**Dataset listings of figures:**
-------------------------
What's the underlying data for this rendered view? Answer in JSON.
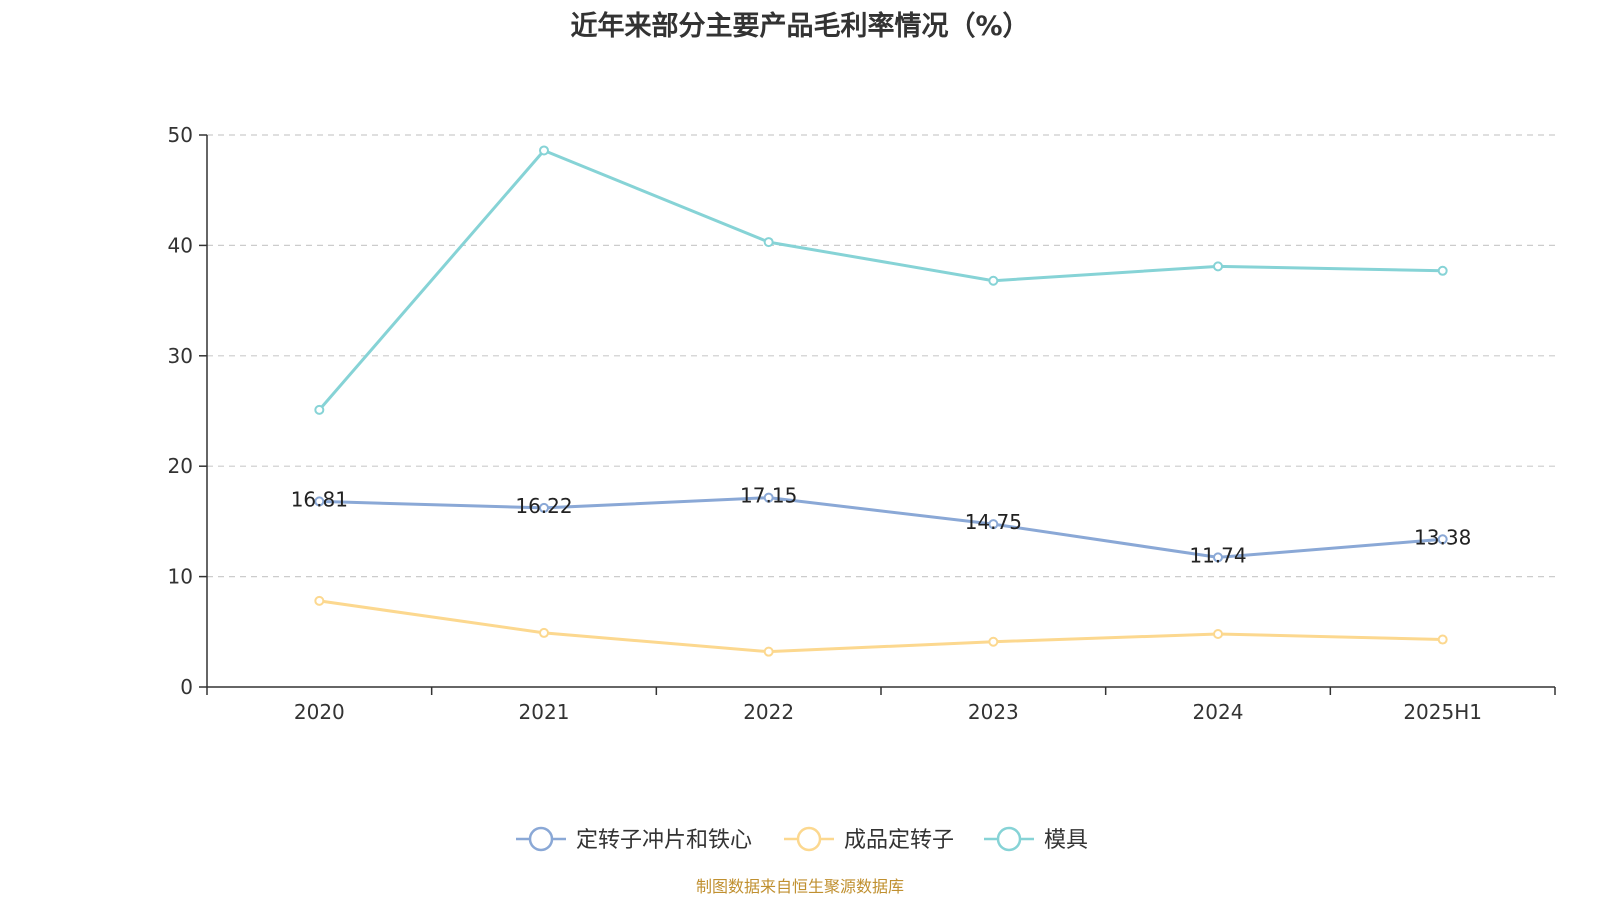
{
  "chart_data": {
    "type": "line",
    "title": "近年来部分主要产品毛利率情况（%）",
    "categories": [
      "2020",
      "2021",
      "2022",
      "2023",
      "2024",
      "2025H1"
    ],
    "ylim": [
      0,
      50
    ],
    "yticks": [
      0,
      10,
      20,
      30,
      40,
      50
    ],
    "grid": "horizontal dashed",
    "legend_position": "bottom",
    "series": [
      {
        "name": "定转子冲片和铁心",
        "color": "#8aa8d6",
        "values": [
          16.81,
          16.22,
          17.15,
          14.75,
          11.74,
          13.38
        ],
        "labels": [
          "16.81",
          "16.22",
          "17.15",
          "14.75",
          "11.74",
          "13.38"
        ]
      },
      {
        "name": "成品定转子",
        "color": "#fcd88f",
        "values": [
          7.8,
          4.9,
          3.2,
          4.1,
          4.8,
          4.3
        ]
      },
      {
        "name": "模具",
        "color": "#86d3d6",
        "values": [
          25.1,
          48.6,
          40.3,
          36.8,
          38.1,
          37.7
        ]
      }
    ]
  },
  "source_note": "制图数据来自恒生聚源数据库"
}
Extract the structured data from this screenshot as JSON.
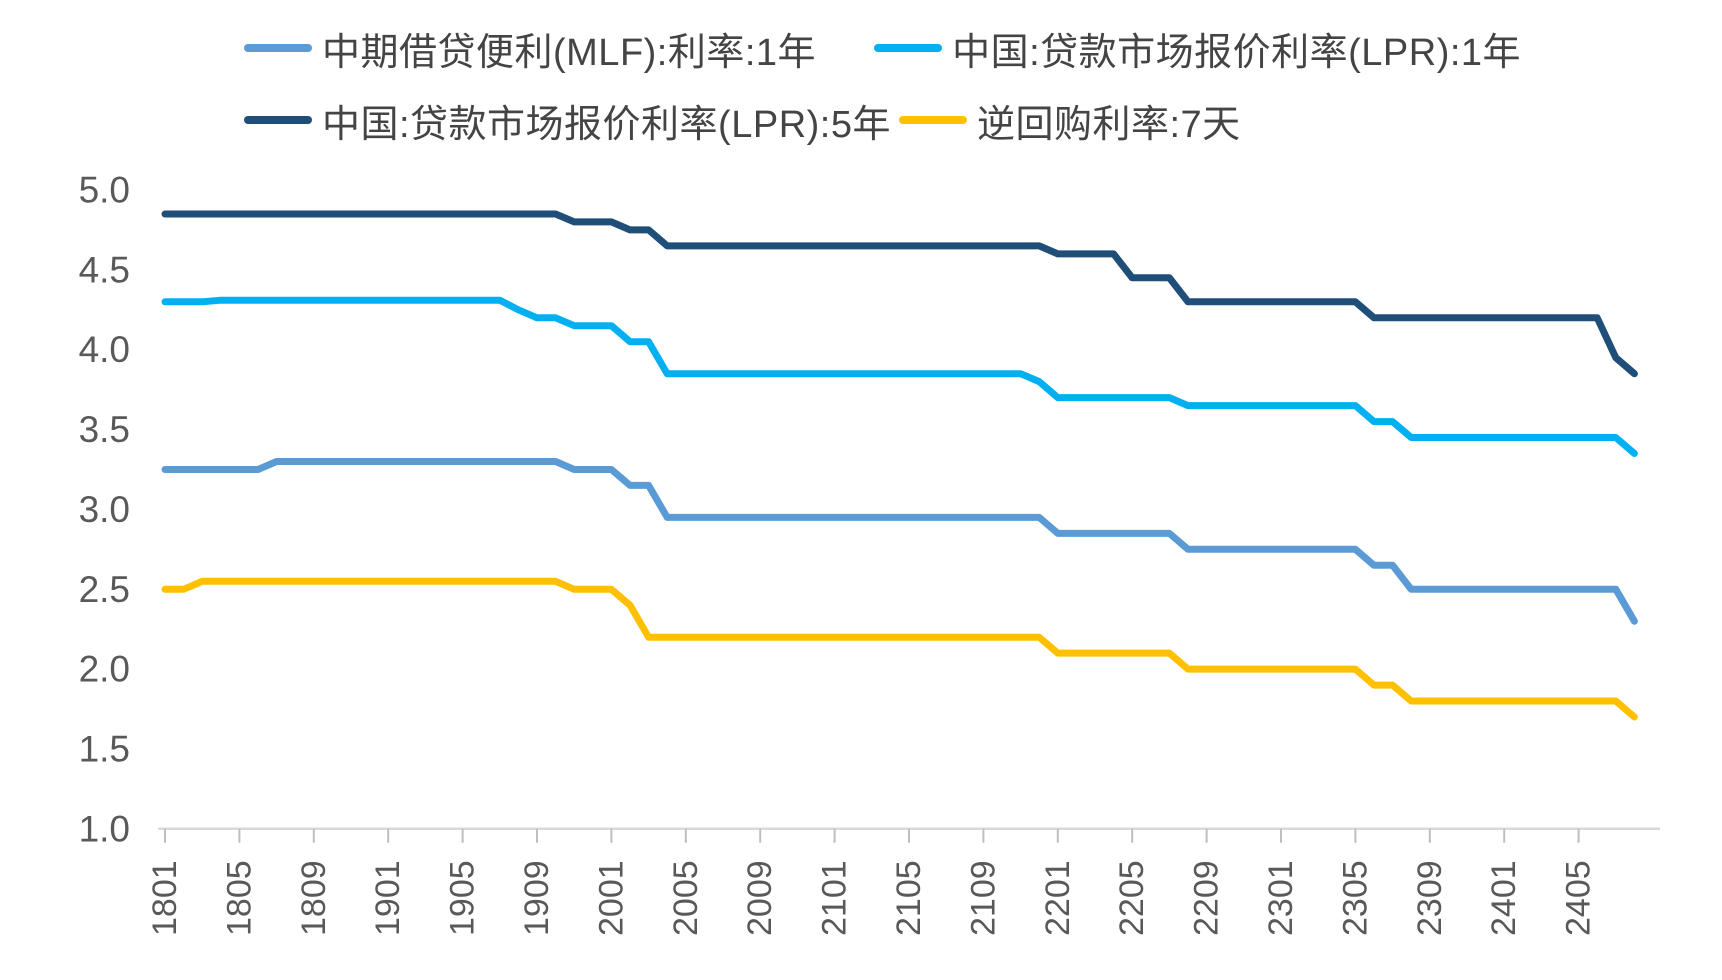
{
  "chart_data": {
    "type": "line",
    "title": "",
    "subtitle": "",
    "grid": false,
    "legend_position": "top",
    "line_style": "step-monthly",
    "x_axis": {
      "label": "",
      "unit": "year-month (YYMM)",
      "first_month": "1801",
      "last_month": "2408",
      "tick_interval_months": 4,
      "tick_labels": [
        "1801",
        "1805",
        "1809",
        "1901",
        "1905",
        "1909",
        "2001",
        "2005",
        "2009",
        "2101",
        "2105",
        "2109",
        "2201",
        "2205",
        "2209",
        "2301",
        "2305",
        "2309",
        "2401",
        "2405"
      ]
    },
    "y_axis": {
      "label": "",
      "min": 1.0,
      "max": 5.0,
      "step": 0.5,
      "tick_labels": [
        "5.0",
        "4.5",
        "4.0",
        "3.5",
        "3.0",
        "2.5",
        "2.0",
        "1.5",
        "1.0"
      ]
    },
    "series": [
      {
        "key": "mlf_1y",
        "name": "中期借贷便利(MLF):利率:1年",
        "color": "#5B9BD5",
        "legend_row": 0,
        "steps": {
          "1801": 3.25,
          "1807": 3.3,
          "1911": 3.25,
          "2002": 3.15,
          "2004": 2.95,
          "2201": 2.85,
          "2208": 2.75,
          "2306": 2.65,
          "2308": 2.5,
          "2408": 2.3
        }
      },
      {
        "key": "lpr_1y",
        "name": "中国:贷款市场报价利率(LPR):1年",
        "color": "#00B0F0",
        "legend_row": 0,
        "steps": {
          "1801": 4.3,
          "1804": 4.31,
          "1908": 4.25,
          "1909": 4.2,
          "1911": 4.15,
          "2002": 4.05,
          "2004": 3.85,
          "2112": 3.8,
          "2201": 3.7,
          "2208": 3.65,
          "2306": 3.55,
          "2308": 3.45,
          "2408": 3.35
        }
      },
      {
        "key": "lpr_5y",
        "name": "中国:贷款市场报价利率(LPR):5年",
        "color": "#1F4E79",
        "legend_row": 1,
        "steps": {
          "1801": 4.85,
          "1911": 4.8,
          "2002": 4.75,
          "2004": 4.65,
          "2201": 4.6,
          "2205": 4.45,
          "2208": 4.3,
          "2306": 4.2,
          "2407": 3.95,
          "2408": 3.85
        }
      },
      {
        "key": "repo_7d",
        "name": "逆回购利率:7天",
        "color": "#FFC000",
        "legend_row": 1,
        "steps": {
          "1801": 2.5,
          "1803": 2.55,
          "1911": 2.5,
          "2002": 2.4,
          "2003": 2.2,
          "2201": 2.1,
          "2208": 2.0,
          "2306": 1.9,
          "2308": 1.8,
          "2408": 1.7
        }
      }
    ],
    "axis_style": {
      "axis_line_color": "#D9D9D9",
      "tick_mark_color": "#BFBFBF",
      "label_color": "#595959"
    }
  }
}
-------------------------
**GIVEN EXERCISE:**
Reproduce each line of the records exactly, and omit every picture.

**COMPLETED EXERCISE:**
What's the underlying data for this rendered view? Answer in JSON.
{
  "chart_data": {
    "type": "line",
    "title": "近年来部分主要产品毛利率情况（%）",
    "categories": [
      "2020",
      "2021",
      "2022",
      "2023",
      "2024",
      "2025H1"
    ],
    "ylim": [
      0,
      50
    ],
    "yticks": [
      0,
      10,
      20,
      30,
      40,
      50
    ],
    "grid": "horizontal dashed",
    "legend_position": "bottom",
    "series": [
      {
        "name": "定转子冲片和铁心",
        "color": "#8aa8d6",
        "values": [
          16.81,
          16.22,
          17.15,
          14.75,
          11.74,
          13.38
        ],
        "labels": [
          "16.81",
          "16.22",
          "17.15",
          "14.75",
          "11.74",
          "13.38"
        ]
      },
      {
        "name": "成品定转子",
        "color": "#fcd88f",
        "values": [
          7.8,
          4.9,
          3.2,
          4.1,
          4.8,
          4.3
        ]
      },
      {
        "name": "模具",
        "color": "#86d3d6",
        "values": [
          25.1,
          48.6,
          40.3,
          36.8,
          38.1,
          37.7
        ]
      }
    ]
  },
  "source_note": "制图数据来自恒生聚源数据库"
}
Extract the structured data from this screenshot as JSON.
{
  "chart_data": {
    "type": "line",
    "title": "",
    "subtitle": "",
    "grid": false,
    "legend_position": "top",
    "line_style": "step-monthly",
    "x_axis": {
      "label": "",
      "unit": "year-month (YYMM)",
      "first_month": "1801",
      "last_month": "2408",
      "tick_interval_months": 4,
      "tick_labels": [
        "1801",
        "1805",
        "1809",
        "1901",
        "1905",
        "1909",
        "2001",
        "2005",
        "2009",
        "2101",
        "2105",
        "2109",
        "2201",
        "2205",
        "2209",
        "2301",
        "2305",
        "2309",
        "2401",
        "2405"
      ]
    },
    "y_axis": {
      "label": "",
      "min": 1.0,
      "max": 5.0,
      "step": 0.5,
      "tick_labels": [
        "5.0",
        "4.5",
        "4.0",
        "3.5",
        "3.0",
        "2.5",
        "2.0",
        "1.5",
        "1.0"
      ]
    },
    "series": [
      {
        "key": "mlf_1y",
        "name": "中期借贷便利(MLF):利率:1年",
        "color": "#5B9BD5",
        "legend_row": 0,
        "steps": {
          "1801": 3.25,
          "1807": 3.3,
          "1911": 3.25,
          "2002": 3.15,
          "2004": 2.95,
          "2201": 2.85,
          "2208": 2.75,
          "2306": 2.65,
          "2308": 2.5,
          "2408": 2.3
        }
      },
      {
        "key": "lpr_1y",
        "name": "中国:贷款市场报价利率(LPR):1年",
        "color": "#00B0F0",
        "legend_row": 0,
        "steps": {
          "1801": 4.3,
          "1804": 4.31,
          "1908": 4.25,
          "1909": 4.2,
          "1911": 4.15,
          "2002": 4.05,
          "2004": 3.85,
          "2112": 3.8,
          "2201": 3.7,
          "2208": 3.65,
          "2306": 3.55,
          "2308": 3.45,
          "2408": 3.35
        }
      },
      {
        "key": "lpr_5y",
        "name": "中国:贷款市场报价利率(LPR):5年",
        "color": "#1F4E79",
        "legend_row": 1,
        "steps": {
          "1801": 4.85,
          "1911": 4.8,
          "2002": 4.75,
          "2004": 4.65,
          "2201": 4.6,
          "2205": 4.45,
          "2208": 4.3,
          "2306": 4.2,
          "2407": 3.95,
          "2408": 3.85
        }
      },
      {
        "key": "repo_7d",
        "name": "逆回购利率:7天",
        "color": "#FFC000",
        "legend_row": 1,
        "steps": {
          "1801": 2.5,
          "1803": 2.55,
          "1911": 2.5,
          "2002": 2.4,
          "2003": 2.2,
          "2201": 2.1,
          "2208": 2.0,
          "2306": 1.9,
          "2308": 1.8,
          "2408": 1.7
        }
      }
    ],
    "axis_style": {
      "axis_line_color": "#D9D9D9",
      "tick_mark_color": "#BFBFBF",
      "label_color": "#595959"
    }
  }
}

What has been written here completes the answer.